• **Structured figure records**:
· · ·

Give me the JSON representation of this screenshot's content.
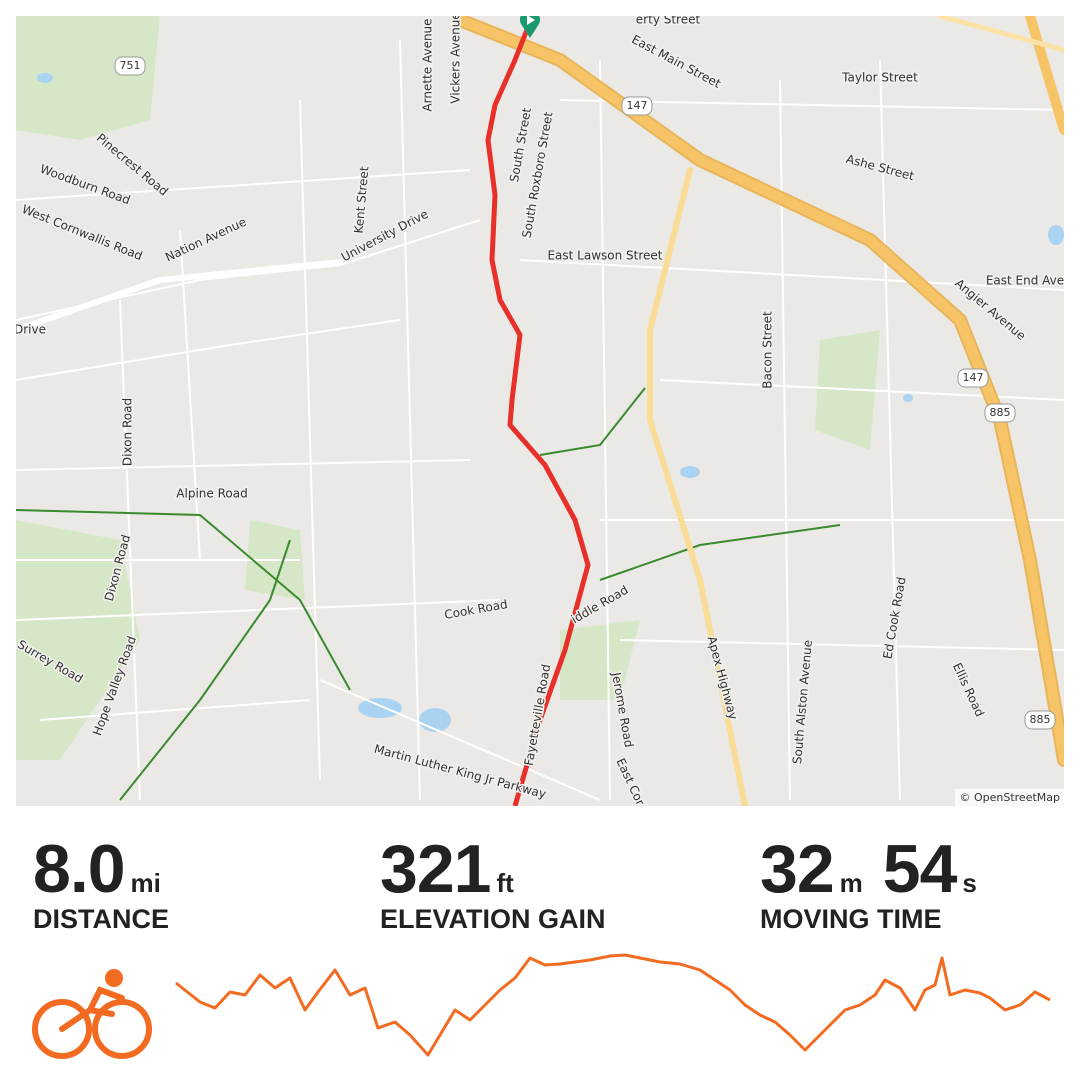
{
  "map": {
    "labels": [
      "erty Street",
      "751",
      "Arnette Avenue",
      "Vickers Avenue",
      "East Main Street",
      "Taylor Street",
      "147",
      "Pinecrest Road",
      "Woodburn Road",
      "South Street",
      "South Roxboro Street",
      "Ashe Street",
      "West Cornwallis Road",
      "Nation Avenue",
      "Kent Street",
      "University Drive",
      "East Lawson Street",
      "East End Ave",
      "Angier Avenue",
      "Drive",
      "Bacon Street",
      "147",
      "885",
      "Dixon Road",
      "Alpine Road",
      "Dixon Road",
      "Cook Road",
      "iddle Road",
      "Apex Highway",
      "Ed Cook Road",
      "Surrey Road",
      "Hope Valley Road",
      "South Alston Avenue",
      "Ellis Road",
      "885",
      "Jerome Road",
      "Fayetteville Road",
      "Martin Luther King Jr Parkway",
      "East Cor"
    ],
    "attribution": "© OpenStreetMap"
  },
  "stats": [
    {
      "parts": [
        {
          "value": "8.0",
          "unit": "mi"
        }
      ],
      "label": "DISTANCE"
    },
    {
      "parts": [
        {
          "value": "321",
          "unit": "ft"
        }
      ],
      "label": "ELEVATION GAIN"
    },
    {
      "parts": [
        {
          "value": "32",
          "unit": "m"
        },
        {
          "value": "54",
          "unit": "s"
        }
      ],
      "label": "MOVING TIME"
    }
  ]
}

· · ·

Out of the material above, select every line that holds the string "East".

      "East Main Street",
      "East Lawson Street",
      "East End Ave",
      "East Cor"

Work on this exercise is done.